### Aim
Could you format the listing below as a Markdown table with columns "Row" and "Entry", starting at its first line and stopping after the line containing "- ad-window-icon: [839, 93, 873, 127]", with blank lines left out?

### Given records
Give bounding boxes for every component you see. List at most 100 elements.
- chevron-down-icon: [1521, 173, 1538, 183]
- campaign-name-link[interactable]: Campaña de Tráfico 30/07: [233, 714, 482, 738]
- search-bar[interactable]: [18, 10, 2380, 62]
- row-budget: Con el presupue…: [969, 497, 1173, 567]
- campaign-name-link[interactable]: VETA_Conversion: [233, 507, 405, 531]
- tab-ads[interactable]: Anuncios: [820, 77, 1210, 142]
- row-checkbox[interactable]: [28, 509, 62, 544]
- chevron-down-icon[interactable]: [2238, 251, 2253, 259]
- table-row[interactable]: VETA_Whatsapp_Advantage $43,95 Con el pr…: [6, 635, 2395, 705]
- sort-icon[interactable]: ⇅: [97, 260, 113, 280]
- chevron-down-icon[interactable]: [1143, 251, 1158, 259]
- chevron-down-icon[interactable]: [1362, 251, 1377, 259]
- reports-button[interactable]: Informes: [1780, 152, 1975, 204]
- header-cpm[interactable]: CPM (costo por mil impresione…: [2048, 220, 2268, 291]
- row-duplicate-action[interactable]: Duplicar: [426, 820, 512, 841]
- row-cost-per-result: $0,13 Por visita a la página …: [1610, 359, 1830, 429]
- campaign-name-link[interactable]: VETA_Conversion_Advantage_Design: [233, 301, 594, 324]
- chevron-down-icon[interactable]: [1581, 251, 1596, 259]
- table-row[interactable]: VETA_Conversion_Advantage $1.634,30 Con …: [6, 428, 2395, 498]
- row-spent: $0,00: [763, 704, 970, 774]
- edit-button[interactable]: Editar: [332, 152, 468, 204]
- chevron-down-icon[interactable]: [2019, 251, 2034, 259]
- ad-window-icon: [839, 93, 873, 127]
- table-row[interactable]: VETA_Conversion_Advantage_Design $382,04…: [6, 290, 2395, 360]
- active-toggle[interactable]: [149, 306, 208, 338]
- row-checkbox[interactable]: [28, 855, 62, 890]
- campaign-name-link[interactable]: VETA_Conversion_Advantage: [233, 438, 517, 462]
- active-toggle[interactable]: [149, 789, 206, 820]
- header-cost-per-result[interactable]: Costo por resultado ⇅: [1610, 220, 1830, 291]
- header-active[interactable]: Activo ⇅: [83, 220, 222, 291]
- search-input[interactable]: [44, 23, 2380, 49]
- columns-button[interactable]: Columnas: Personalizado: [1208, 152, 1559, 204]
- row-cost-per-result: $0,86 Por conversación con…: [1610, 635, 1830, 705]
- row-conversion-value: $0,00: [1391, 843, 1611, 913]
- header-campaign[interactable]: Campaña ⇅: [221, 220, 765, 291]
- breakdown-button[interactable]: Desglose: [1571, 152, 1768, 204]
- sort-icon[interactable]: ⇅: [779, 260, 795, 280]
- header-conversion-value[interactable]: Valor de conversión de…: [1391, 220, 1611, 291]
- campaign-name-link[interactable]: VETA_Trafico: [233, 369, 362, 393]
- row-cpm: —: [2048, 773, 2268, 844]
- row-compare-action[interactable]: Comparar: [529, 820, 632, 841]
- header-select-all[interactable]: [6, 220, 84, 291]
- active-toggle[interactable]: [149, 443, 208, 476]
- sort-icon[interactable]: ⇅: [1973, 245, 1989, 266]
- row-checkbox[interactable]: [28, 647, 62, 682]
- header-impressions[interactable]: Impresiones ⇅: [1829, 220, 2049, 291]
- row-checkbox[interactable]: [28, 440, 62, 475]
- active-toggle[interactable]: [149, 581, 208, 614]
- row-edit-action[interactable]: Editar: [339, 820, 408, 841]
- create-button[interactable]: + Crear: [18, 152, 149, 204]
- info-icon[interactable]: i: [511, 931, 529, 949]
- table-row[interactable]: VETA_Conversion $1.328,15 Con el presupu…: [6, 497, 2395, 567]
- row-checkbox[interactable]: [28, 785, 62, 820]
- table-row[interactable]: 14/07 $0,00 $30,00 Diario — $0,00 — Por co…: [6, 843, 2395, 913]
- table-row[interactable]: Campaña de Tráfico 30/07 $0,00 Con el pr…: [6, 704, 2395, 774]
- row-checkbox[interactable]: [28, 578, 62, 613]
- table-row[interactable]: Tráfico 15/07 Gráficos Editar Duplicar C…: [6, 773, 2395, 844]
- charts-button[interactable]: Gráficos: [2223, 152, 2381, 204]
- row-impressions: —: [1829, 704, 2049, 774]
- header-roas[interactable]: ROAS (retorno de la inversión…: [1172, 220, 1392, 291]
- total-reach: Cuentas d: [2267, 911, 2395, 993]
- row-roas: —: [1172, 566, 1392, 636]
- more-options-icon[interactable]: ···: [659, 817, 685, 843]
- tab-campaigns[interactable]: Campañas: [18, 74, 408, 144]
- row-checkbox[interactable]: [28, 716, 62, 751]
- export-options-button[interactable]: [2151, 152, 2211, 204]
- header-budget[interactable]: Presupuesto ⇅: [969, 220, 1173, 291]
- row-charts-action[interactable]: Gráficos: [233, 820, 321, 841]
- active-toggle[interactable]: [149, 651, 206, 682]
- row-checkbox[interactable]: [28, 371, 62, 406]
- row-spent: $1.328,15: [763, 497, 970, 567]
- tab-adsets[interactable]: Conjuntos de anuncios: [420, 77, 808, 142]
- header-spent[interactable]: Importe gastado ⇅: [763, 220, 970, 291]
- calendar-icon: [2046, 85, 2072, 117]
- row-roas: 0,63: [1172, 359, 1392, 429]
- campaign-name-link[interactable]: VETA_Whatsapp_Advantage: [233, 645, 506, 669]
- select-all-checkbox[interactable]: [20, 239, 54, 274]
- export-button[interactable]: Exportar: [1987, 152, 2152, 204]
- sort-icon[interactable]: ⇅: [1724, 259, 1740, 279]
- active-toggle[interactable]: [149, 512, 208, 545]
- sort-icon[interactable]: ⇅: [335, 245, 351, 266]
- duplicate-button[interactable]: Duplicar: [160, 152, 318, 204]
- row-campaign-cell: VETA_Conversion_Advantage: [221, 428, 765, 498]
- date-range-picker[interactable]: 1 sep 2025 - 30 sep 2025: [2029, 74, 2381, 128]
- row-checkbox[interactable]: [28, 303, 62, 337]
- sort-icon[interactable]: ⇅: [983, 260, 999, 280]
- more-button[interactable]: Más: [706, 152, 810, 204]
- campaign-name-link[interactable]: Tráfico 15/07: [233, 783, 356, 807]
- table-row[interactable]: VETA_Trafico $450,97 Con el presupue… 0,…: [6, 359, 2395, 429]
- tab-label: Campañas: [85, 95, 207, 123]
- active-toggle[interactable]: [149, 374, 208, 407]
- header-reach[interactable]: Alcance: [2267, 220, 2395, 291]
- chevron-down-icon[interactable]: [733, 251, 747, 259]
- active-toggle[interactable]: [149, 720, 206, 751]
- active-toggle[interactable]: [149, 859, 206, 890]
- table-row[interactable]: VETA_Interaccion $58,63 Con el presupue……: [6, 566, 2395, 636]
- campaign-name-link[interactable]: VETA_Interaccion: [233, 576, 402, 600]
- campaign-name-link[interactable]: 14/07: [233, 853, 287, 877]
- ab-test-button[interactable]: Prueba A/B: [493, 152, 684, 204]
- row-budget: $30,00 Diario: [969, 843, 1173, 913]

### Answer to the task
| Row | Entry |
|---|---|
| 1 | Give bounding boxes for every component you see. List at most 100 elements. |
| 2 | - chevron-down-icon: [1521, 173, 1538, 183] |
| 3 | - campaign-name-link[interactable]: Campaña de Tráfico 30/07: [233, 714, 482, 738] |
| 4 | - search-bar[interactable]: [18, 10, 2380, 62] |
| 5 | - row-budget: Con el presupue…: [969, 497, 1173, 567] |
| 6 | - campaign-name-link[interactable]: VETA_Conversion: [233, 507, 405, 531] |
| 7 | - tab-ads[interactable]: Anuncios: [820, 77, 1210, 142] |
| 8 | - row-checkbox[interactable]: [28, 509, 62, 544] |
| 9 | - chevron-down-icon[interactable]: [2238, 251, 2253, 259] |
| 10 | - table-row[interactable]: VETA_Whatsapp_Advantage $43,95 Con el pr…: [6, 635, 2395, 705] |
| 11 | - sort-icon[interactable]: ⇅: [97, 260, 113, 280] |
| 12 | - chevron-down-icon[interactable]: [1143, 251, 1158, 259] |
| 13 | - chevron-down-icon[interactable]: [1362, 251, 1377, 259] |
| 14 | - reports-button[interactable]: Informes: [1780, 152, 1975, 204] |
| 15 | - header-cpm[interactable]: CPM (costo por mil impresione…: [2048, 220, 2268, 291] |
| 16 | - row-duplicate-action[interactable]: Duplicar: [426, 820, 512, 841] |
| 17 | - row-cost-per-result: $0,13 Por visita a la página …: [1610, 359, 1830, 429] |
| 18 | - campaign-name-link[interactable]: VETA_Conversion_Advantage_Design: [233, 301, 594, 324] |
| 19 | - chevron-down-icon[interactable]: [1581, 251, 1596, 259] |
| 20 | - table-row[interactable]: VETA_Conversion_Advantage $1.634,30 Con …: [6, 428, 2395, 498] |
| 21 | - row-spent: $0,00: [763, 704, 970, 774] |
| 22 | - edit-button[interactable]: Editar: [332, 152, 468, 204] |
| 23 | - chevron-down-icon[interactable]: [2019, 251, 2034, 259] |
| 24 | - ad-window-icon: [839, 93, 873, 127] |